> Recorded information:
[START]

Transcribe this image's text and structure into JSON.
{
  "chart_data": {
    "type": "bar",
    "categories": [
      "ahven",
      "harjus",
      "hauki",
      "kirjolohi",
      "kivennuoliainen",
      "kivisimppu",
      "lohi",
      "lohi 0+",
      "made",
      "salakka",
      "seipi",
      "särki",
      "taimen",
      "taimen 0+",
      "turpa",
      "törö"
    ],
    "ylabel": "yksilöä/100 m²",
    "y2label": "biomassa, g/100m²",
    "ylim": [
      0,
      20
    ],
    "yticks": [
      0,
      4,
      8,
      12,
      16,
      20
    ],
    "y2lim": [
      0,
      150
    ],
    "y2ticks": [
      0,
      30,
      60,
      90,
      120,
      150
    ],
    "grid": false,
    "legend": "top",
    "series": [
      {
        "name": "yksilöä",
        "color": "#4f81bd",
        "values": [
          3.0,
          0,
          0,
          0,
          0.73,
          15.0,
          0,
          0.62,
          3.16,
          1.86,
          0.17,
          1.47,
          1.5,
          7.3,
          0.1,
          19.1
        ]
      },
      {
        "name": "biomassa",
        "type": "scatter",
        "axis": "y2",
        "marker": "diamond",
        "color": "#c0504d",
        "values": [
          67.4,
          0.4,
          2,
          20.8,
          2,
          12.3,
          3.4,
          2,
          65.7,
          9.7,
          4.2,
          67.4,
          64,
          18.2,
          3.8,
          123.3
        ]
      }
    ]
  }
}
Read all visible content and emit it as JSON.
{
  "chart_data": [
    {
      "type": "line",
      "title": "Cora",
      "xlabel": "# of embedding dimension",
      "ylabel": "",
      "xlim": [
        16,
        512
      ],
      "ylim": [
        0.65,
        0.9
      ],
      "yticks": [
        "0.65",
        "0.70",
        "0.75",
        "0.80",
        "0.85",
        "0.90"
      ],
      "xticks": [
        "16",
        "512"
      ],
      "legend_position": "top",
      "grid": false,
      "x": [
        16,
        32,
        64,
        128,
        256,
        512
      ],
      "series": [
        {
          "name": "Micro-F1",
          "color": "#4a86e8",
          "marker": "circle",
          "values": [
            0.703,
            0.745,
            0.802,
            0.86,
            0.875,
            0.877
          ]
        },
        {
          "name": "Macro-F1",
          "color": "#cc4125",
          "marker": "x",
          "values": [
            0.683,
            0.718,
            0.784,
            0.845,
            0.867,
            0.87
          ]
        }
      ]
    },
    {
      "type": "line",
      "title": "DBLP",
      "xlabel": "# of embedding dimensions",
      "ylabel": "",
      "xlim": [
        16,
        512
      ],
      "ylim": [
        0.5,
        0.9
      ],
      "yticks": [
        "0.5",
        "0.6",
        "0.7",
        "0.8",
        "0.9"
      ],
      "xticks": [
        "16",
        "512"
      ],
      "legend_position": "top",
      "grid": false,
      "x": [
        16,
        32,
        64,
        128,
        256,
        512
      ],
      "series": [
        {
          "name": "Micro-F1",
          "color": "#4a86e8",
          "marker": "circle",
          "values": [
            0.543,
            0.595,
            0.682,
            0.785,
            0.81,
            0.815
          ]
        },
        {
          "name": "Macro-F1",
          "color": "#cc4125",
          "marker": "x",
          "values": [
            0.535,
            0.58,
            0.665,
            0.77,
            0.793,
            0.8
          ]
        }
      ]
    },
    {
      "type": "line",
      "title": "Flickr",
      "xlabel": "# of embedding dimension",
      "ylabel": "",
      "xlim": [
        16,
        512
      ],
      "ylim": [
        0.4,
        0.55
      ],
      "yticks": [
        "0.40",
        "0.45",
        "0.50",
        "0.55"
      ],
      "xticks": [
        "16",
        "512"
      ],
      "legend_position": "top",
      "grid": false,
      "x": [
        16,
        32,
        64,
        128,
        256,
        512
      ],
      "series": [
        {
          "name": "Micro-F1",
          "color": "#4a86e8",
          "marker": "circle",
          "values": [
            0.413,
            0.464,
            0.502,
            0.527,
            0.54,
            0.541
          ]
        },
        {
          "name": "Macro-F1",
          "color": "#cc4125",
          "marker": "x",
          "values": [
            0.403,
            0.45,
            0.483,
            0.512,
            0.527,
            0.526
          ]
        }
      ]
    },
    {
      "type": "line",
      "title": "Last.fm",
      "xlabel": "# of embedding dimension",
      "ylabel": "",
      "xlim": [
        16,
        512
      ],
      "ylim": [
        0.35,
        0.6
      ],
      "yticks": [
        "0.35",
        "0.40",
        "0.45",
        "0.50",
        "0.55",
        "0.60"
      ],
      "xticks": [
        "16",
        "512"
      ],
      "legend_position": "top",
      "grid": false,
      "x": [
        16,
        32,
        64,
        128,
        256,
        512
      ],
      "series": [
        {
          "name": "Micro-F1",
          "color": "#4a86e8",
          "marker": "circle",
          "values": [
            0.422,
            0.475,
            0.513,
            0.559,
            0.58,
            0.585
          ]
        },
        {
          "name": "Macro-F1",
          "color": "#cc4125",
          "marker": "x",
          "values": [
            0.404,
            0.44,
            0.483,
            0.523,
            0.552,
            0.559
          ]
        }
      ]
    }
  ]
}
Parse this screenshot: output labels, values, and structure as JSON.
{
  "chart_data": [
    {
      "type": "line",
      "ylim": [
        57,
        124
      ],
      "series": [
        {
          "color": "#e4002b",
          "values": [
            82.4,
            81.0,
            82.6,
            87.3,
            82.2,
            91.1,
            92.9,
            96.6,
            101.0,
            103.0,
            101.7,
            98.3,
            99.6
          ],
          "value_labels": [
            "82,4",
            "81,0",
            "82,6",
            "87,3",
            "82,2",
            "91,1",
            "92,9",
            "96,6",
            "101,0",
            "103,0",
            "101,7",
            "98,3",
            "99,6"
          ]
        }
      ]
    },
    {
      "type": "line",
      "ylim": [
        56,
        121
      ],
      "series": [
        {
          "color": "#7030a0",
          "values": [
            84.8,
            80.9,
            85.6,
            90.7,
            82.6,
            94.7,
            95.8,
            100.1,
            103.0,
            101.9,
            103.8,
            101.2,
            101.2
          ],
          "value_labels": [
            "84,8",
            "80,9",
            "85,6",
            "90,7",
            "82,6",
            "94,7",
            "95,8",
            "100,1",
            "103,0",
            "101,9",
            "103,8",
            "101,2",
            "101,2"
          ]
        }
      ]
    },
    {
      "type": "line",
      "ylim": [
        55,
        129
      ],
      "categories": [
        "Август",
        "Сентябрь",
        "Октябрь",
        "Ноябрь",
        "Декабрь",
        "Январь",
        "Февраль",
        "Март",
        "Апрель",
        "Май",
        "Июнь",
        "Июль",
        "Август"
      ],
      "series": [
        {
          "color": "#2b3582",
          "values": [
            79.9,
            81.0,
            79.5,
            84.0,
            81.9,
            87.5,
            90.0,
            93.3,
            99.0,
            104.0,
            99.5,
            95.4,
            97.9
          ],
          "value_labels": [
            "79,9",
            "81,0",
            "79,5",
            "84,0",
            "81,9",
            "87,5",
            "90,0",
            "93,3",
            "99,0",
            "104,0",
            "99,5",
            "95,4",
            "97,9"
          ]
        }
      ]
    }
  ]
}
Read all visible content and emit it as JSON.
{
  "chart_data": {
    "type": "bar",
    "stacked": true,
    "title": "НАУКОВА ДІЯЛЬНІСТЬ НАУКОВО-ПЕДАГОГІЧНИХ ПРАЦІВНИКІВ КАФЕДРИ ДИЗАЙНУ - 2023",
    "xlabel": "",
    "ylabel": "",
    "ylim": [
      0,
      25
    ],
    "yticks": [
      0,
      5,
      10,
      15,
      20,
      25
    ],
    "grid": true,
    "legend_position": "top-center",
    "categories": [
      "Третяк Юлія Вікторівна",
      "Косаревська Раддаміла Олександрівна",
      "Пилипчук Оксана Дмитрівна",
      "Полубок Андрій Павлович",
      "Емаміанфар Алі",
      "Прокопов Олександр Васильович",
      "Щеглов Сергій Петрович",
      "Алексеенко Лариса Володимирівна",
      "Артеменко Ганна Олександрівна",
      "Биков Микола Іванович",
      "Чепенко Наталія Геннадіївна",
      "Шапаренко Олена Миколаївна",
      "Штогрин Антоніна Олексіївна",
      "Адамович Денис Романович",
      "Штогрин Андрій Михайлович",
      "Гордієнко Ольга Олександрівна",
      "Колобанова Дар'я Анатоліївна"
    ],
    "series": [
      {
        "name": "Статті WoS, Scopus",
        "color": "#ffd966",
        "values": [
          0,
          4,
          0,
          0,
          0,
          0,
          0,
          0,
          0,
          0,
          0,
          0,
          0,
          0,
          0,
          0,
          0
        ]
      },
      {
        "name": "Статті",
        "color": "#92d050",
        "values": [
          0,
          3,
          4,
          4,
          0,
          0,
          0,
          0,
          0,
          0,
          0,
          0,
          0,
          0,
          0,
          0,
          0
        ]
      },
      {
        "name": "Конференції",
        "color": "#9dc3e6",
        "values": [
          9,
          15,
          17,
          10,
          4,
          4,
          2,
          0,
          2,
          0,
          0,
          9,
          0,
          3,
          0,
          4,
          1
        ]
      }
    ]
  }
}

[END]

> Work required: Return only the number of lines in the data that contain "Штогрин".

> Exercise solution: 2